- **Description of the task**: Reproduce nothing but the closing run of lines: the line with "What data populates" and each line that follows it to the end of the data.

(Raw records)
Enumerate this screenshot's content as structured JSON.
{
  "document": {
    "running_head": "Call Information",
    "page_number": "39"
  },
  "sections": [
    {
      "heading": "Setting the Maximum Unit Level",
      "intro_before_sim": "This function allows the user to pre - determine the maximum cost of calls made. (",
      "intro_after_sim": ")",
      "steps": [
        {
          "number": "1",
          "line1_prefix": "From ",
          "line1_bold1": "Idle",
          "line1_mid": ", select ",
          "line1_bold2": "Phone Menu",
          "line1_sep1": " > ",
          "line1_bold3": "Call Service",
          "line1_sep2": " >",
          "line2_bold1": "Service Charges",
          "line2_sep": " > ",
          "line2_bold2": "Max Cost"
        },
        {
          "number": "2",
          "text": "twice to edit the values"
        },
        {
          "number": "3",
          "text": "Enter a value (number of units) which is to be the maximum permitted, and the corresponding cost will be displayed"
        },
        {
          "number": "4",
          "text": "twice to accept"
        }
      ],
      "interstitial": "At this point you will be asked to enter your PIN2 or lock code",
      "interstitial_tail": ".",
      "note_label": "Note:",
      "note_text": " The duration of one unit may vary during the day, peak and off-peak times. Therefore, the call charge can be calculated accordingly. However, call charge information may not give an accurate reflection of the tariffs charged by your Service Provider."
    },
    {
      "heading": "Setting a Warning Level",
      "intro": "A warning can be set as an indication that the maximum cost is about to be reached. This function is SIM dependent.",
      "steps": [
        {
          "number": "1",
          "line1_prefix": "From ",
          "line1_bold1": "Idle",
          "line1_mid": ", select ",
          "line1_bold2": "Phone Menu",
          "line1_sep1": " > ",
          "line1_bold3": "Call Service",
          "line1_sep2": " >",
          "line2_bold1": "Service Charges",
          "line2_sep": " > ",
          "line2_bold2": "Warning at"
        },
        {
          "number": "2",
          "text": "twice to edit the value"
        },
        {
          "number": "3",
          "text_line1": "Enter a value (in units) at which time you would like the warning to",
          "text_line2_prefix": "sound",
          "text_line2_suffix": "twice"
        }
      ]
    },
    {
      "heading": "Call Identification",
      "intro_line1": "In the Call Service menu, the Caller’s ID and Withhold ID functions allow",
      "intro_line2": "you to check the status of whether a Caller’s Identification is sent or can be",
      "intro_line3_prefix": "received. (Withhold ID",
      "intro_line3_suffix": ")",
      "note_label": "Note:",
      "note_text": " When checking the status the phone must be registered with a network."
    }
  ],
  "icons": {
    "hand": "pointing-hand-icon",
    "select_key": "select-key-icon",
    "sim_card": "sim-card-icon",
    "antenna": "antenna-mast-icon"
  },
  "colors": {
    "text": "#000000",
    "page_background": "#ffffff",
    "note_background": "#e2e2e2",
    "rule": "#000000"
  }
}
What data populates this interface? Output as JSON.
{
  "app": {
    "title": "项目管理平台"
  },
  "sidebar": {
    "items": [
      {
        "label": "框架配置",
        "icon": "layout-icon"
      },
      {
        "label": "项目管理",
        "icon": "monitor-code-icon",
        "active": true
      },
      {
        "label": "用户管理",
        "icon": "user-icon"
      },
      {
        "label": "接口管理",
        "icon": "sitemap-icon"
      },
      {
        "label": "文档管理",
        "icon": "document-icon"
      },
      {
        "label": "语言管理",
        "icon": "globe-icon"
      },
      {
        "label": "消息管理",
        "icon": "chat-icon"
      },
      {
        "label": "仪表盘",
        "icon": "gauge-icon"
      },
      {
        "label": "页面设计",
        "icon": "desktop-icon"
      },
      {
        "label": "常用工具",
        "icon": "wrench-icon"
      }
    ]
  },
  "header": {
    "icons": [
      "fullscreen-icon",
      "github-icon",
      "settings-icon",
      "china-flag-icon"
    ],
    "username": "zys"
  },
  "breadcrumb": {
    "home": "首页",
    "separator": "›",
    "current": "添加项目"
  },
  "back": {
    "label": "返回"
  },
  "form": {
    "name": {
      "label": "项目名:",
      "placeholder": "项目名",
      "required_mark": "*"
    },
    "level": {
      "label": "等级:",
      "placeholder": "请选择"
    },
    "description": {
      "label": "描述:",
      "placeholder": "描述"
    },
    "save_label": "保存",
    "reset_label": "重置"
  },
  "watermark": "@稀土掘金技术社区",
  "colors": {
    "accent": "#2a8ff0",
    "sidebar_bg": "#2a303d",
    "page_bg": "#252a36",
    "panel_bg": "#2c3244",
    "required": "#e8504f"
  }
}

- **Answer for this exercise**:
What data populates this interface? Output as JSON.
{
  "app": {
    "title": "项目管理平台"
  },
  "sidebar": {
    "items": [
      {
        "label": "框架配置",
        "icon": "layout-icon"
      },
      {
        "label": "项目管理",
        "icon": "monitor-code-icon",
        "active": true
      },
      {
        "label": "用户管理",
        "icon": "user-icon"
      },
      {
        "label": "接口管理",
        "icon": "sitemap-icon"
      },
      {
        "label": "文档管理",
        "icon": "document-icon"
      },
      {
        "label": "语言管理",
        "icon": "globe-icon"
      },
      {
        "label": "消息管理",
        "icon": "chat-icon"
      },
      {
        "label": "仪表盘",
        "icon": "gauge-icon"
      },
      {
        "label": "页面设计",
        "icon": "desktop-icon"
      },
      {
        "label": "常用工具",
        "icon": "wrench-icon"
      }
    ]
  },
  "header": {
    "icons": [
      "fullscreen-icon",
      "github-icon",
      "settings-icon",
      "china-flag-icon"
    ],
    "username": "zys"
  },
  "breadcrumb": {
    "home": "首页",
    "separator": "›",
    "current": "添加项目"
  },
  "back": {
    "label": "返回"
  },
  "form": {
    "name": {
      "label": "项目名:",
      "placeholder": "项目名",
      "required_mark": "*"
    },
    "level": {
      "label": "等级:",
      "placeholder": "请选择"
    },
    "description": {
      "label": "描述:",
      "placeholder": "描述"
    },
    "save_label": "保存",
    "reset_label": "重置"
  },
  "watermark": "@稀土掘金技术社区",
  "colors": {
    "accent": "#2a8ff0",
    "sidebar_bg": "#2a303d",
    "page_bg": "#252a36",
    "panel_bg": "#2c3244",
    "required": "#e8504f"
  }
}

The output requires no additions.